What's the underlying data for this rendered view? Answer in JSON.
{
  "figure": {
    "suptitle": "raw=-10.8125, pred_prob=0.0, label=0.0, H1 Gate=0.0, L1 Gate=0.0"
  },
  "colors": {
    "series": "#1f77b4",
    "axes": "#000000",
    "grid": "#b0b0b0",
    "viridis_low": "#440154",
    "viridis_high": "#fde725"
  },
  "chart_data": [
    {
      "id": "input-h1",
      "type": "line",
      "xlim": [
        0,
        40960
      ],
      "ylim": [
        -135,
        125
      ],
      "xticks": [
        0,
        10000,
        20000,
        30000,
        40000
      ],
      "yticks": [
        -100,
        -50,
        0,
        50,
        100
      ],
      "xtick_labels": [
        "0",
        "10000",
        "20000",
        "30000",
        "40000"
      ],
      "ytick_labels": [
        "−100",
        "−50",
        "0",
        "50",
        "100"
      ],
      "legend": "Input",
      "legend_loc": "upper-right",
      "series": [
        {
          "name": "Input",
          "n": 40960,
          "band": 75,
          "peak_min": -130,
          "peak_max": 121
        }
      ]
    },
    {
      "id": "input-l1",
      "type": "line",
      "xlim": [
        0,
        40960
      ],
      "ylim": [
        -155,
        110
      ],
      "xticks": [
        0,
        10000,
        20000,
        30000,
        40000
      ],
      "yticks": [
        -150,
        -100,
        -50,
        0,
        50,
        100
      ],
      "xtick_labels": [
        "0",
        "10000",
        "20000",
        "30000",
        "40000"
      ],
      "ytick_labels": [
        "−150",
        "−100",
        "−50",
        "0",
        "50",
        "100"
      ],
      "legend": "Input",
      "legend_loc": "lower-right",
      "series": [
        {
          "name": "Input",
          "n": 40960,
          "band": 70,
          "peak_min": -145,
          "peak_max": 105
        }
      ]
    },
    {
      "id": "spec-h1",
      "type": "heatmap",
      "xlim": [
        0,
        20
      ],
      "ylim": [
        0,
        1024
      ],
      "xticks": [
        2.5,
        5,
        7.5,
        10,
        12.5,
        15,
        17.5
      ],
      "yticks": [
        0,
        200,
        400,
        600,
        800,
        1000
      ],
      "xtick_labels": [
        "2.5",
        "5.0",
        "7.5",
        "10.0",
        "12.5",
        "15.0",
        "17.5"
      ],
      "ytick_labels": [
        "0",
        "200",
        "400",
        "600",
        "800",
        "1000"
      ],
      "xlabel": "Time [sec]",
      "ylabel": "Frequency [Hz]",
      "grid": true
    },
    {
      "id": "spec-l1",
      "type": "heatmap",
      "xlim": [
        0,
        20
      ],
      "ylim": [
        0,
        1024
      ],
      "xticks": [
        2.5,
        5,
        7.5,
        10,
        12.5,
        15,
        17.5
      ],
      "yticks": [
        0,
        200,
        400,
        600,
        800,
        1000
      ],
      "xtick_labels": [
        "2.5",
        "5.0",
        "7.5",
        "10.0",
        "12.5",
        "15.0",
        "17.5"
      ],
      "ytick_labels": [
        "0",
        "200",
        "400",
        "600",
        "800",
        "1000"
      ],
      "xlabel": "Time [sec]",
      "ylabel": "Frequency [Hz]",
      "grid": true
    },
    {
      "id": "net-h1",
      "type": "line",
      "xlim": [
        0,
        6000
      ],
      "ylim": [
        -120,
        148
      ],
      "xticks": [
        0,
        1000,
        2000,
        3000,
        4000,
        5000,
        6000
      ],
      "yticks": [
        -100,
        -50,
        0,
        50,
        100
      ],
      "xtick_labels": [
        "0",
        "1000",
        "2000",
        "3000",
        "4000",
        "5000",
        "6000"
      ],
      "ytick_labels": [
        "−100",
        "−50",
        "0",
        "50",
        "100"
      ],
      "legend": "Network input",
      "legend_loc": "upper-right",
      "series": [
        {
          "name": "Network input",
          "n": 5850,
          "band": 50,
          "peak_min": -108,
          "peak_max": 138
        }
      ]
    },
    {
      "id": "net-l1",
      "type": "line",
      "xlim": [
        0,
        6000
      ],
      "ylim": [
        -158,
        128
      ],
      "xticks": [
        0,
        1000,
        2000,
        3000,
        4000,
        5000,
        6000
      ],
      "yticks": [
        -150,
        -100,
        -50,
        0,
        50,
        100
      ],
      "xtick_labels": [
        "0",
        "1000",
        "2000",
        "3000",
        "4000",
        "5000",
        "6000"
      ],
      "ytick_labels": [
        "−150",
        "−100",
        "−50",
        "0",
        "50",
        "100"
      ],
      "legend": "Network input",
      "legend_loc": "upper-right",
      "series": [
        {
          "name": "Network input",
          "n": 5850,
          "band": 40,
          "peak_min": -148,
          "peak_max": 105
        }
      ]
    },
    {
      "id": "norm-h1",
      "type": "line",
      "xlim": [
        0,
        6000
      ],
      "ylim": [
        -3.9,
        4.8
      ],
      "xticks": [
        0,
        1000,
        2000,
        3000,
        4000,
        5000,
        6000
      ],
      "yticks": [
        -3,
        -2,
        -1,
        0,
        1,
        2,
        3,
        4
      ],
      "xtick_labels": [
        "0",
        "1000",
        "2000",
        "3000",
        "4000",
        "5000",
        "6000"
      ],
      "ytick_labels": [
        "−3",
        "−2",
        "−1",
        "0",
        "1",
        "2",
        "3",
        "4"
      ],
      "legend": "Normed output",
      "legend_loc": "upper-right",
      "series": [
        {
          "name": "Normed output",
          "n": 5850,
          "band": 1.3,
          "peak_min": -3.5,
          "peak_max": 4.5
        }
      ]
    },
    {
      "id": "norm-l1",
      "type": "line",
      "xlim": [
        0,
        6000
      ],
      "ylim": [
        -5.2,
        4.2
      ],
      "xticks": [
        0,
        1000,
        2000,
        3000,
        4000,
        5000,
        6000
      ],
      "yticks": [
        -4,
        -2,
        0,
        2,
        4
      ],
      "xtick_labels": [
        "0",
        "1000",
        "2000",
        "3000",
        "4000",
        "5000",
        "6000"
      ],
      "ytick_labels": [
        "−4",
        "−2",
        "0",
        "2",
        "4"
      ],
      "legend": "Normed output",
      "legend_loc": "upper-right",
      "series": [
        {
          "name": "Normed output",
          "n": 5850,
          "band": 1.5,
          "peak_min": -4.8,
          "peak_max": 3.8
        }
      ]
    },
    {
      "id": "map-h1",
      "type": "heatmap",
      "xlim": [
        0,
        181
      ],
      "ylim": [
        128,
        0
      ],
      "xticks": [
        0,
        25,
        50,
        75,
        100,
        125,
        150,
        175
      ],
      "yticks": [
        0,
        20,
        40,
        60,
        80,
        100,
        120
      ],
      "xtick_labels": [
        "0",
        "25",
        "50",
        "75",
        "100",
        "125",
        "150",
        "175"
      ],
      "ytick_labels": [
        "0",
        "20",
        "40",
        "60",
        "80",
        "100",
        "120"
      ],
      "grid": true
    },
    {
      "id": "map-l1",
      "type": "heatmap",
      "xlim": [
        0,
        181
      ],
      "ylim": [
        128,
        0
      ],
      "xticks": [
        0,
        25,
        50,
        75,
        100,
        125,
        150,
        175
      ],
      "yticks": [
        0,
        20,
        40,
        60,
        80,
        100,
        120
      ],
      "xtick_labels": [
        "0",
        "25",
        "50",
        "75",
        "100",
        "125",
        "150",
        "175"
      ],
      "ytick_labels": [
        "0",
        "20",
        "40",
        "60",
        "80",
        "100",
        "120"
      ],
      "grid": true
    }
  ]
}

Task brief: Hand back the material above in full, exactly as written.

Solution to the problem:
What's the underlying data for this rendered view? Answer in JSON.
{
  "figure": {
    "suptitle": "raw=-10.8125, pred_prob=0.0, label=0.0, H1 Gate=0.0, L1 Gate=0.0"
  },
  "colors": {
    "series": "#1f77b4",
    "axes": "#000000",
    "grid": "#b0b0b0",
    "viridis_low": "#440154",
    "viridis_high": "#fde725"
  },
  "chart_data": [
    {
      "id": "input-h1",
      "type": "line",
      "xlim": [
        0,
        40960
      ],
      "ylim": [
        -135,
        125
      ],
      "xticks": [
        0,
        10000,
        20000,
        30000,
        40000
      ],
      "yticks": [
        -100,
        -50,
        0,
        50,
        100
      ],
      "xtick_labels": [
        "0",
        "10000",
        "20000",
        "30000",
        "40000"
      ],
      "ytick_labels": [
        "−100",
        "−50",
        "0",
        "50",
        "100"
      ],
      "legend": "Input",
      "legend_loc": "upper-right",
      "series": [
        {
          "name": "Input",
          "n": 40960,
          "band": 75,
          "peak_min": -130,
          "peak_max": 121
        }
      ]
    },
    {
      "id": "input-l1",
      "type": "line",
      "xlim": [
        0,
        40960
      ],
      "ylim": [
        -155,
        110
      ],
      "xticks": [
        0,
        10000,
        20000,
        30000,
        40000
      ],
      "yticks": [
        -150,
        -100,
        -50,
        0,
        50,
        100
      ],
      "xtick_labels": [
        "0",
        "10000",
        "20000",
        "30000",
        "40000"
      ],
      "ytick_labels": [
        "−150",
        "−100",
        "−50",
        "0",
        "50",
        "100"
      ],
      "legend": "Input",
      "legend_loc": "lower-right",
      "series": [
        {
          "name": "Input",
          "n": 40960,
          "band": 70,
          "peak_min": -145,
          "peak_max": 105
        }
      ]
    },
    {
      "id": "spec-h1",
      "type": "heatmap",
      "xlim": [
        0,
        20
      ],
      "ylim": [
        0,
        1024
      ],
      "xticks": [
        2.5,
        5,
        7.5,
        10,
        12.5,
        15,
        17.5
      ],
      "yticks": [
        0,
        200,
        400,
        600,
        800,
        1000
      ],
      "xtick_labels": [
        "2.5",
        "5.0",
        "7.5",
        "10.0",
        "12.5",
        "15.0",
        "17.5"
      ],
      "ytick_labels": [
        "0",
        "200",
        "400",
        "600",
        "800",
        "1000"
      ],
      "xlabel": "Time [sec]",
      "ylabel": "Frequency [Hz]",
      "grid": true
    },
    {
      "id": "spec-l1",
      "type": "heatmap",
      "xlim": [
        0,
        20
      ],
      "ylim": [
        0,
        1024
      ],
      "xticks": [
        2.5,
        5,
        7.5,
        10,
        12.5,
        15,
        17.5
      ],
      "yticks": [
        0,
        200,
        400,
        600,
        800,
        1000
      ],
      "xtick_labels": [
        "2.5",
        "5.0",
        "7.5",
        "10.0",
        "12.5",
        "15.0",
        "17.5"
      ],
      "ytick_labels": [
        "0",
        "200",
        "400",
        "600",
        "800",
        "1000"
      ],
      "xlabel": "Time [sec]",
      "ylabel": "Frequency [Hz]",
      "grid": true
    },
    {
      "id": "net-h1",
      "type": "line",
      "xlim": [
        0,
        6000
      ],
      "ylim": [
        -120,
        148
      ],
      "xticks": [
        0,
        1000,
        2000,
        3000,
        4000,
        5000,
        6000
      ],
      "yticks": [
        -100,
        -50,
        0,
        50,
        100
      ],
      "xtick_labels": [
        "0",
        "1000",
        "2000",
        "3000",
        "4000",
        "5000",
        "6000"
      ],
      "ytick_labels": [
        "−100",
        "−50",
        "0",
        "50",
        "100"
      ],
      "legend": "Network input",
      "legend_loc": "upper-right",
      "series": [
        {
          "name": "Network input",
          "n": 5850,
          "band": 50,
          "peak_min": -108,
          "peak_max": 138
        }
      ]
    },
    {
      "id": "net-l1",
      "type": "line",
      "xlim": [
        0,
        6000
      ],
      "ylim": [
        -158,
        128
      ],
      "xticks": [
        0,
        1000,
        2000,
        3000,
        4000,
        5000,
        6000
      ],
      "yticks": [
        -150,
        -100,
        -50,
        0,
        50,
        100
      ],
      "xtick_labels": [
        "0",
        "1000",
        "2000",
        "3000",
        "4000",
        "5000",
        "6000"
      ],
      "ytick_labels": [
        "−150",
        "−100",
        "−50",
        "0",
        "50",
        "100"
      ],
      "legend": "Network input",
      "legend_loc": "upper-right",
      "series": [
        {
          "name": "Network input",
          "n": 5850,
          "band": 40,
          "peak_min": -148,
          "peak_max": 105
        }
      ]
    },
    {
      "id": "norm-h1",
      "type": "line",
      "xlim": [
        0,
        6000
      ],
      "ylim": [
        -3.9,
        4.8
      ],
      "xticks": [
        0,
        1000,
        2000,
        3000,
        4000,
        5000,
        6000
      ],
      "yticks": [
        -3,
        -2,
        -1,
        0,
        1,
        2,
        3,
        4
      ],
      "xtick_labels": [
        "0",
        "1000",
        "2000",
        "3000",
        "4000",
        "5000",
        "6000"
      ],
      "ytick_labels": [
        "−3",
        "−2",
        "−1",
        "0",
        "1",
        "2",
        "3",
        "4"
      ],
      "legend": "Normed output",
      "legend_loc": "upper-right",
      "series": [
        {
          "name": "Normed output",
          "n": 5850,
          "band": 1.3,
          "peak_min": -3.5,
          "peak_max": 4.5
        }
      ]
    },
    {
      "id": "norm-l1",
      "type": "line",
      "xlim": [
        0,
        6000
      ],
      "ylim": [
        -5.2,
        4.2
      ],
      "xticks": [
        0,
        1000,
        2000,
        3000,
        4000,
        5000,
        6000
      ],
      "yticks": [
        -4,
        -2,
        0,
        2,
        4
      ],
      "xtick_labels": [
        "0",
        "1000",
        "2000",
        "3000",
        "4000",
        "5000",
        "6000"
      ],
      "ytick_labels": [
        "−4",
        "−2",
        "0",
        "2",
        "4"
      ],
      "legend": "Normed output",
      "legend_loc": "upper-right",
      "series": [
        {
          "name": "Normed output",
          "n": 5850,
          "band": 1.5,
          "peak_min": -4.8,
          "peak_max": 3.8
        }
      ]
    },
    {
      "id": "map-h1",
      "type": "heatmap",
      "xlim": [
        0,
        181
      ],
      "ylim": [
        128,
        0
      ],
      "xticks": [
        0,
        25,
        50,
        75,
        100,
        125,
        150,
        175
      ],
      "yticks": [
        0,
        20,
        40,
        60,
        80,
        100,
        120
      ],
      "xtick_labels": [
        "0",
        "25",
        "50",
        "75",
        "100",
        "125",
        "150",
        "175"
      ],
      "ytick_labels": [
        "0",
        "20",
        "40",
        "60",
        "80",
        "100",
        "120"
      ],
      "grid": true
    },
    {
      "id": "map-l1",
      "type": "heatmap",
      "xlim": [
        0,
        181
      ],
      "ylim": [
        128,
        0
      ],
      "xticks": [
        0,
        25,
        50,
        75,
        100,
        125,
        150,
        175
      ],
      "yticks": [
        0,
        20,
        40,
        60,
        80,
        100,
        120
      ],
      "xtick_labels": [
        "0",
        "25",
        "50",
        "75",
        "100",
        "125",
        "150",
        "175"
      ],
      "ytick_labels": [
        "0",
        "20",
        "40",
        "60",
        "80",
        "100",
        "120"
      ],
      "grid": true
    }
  ]
}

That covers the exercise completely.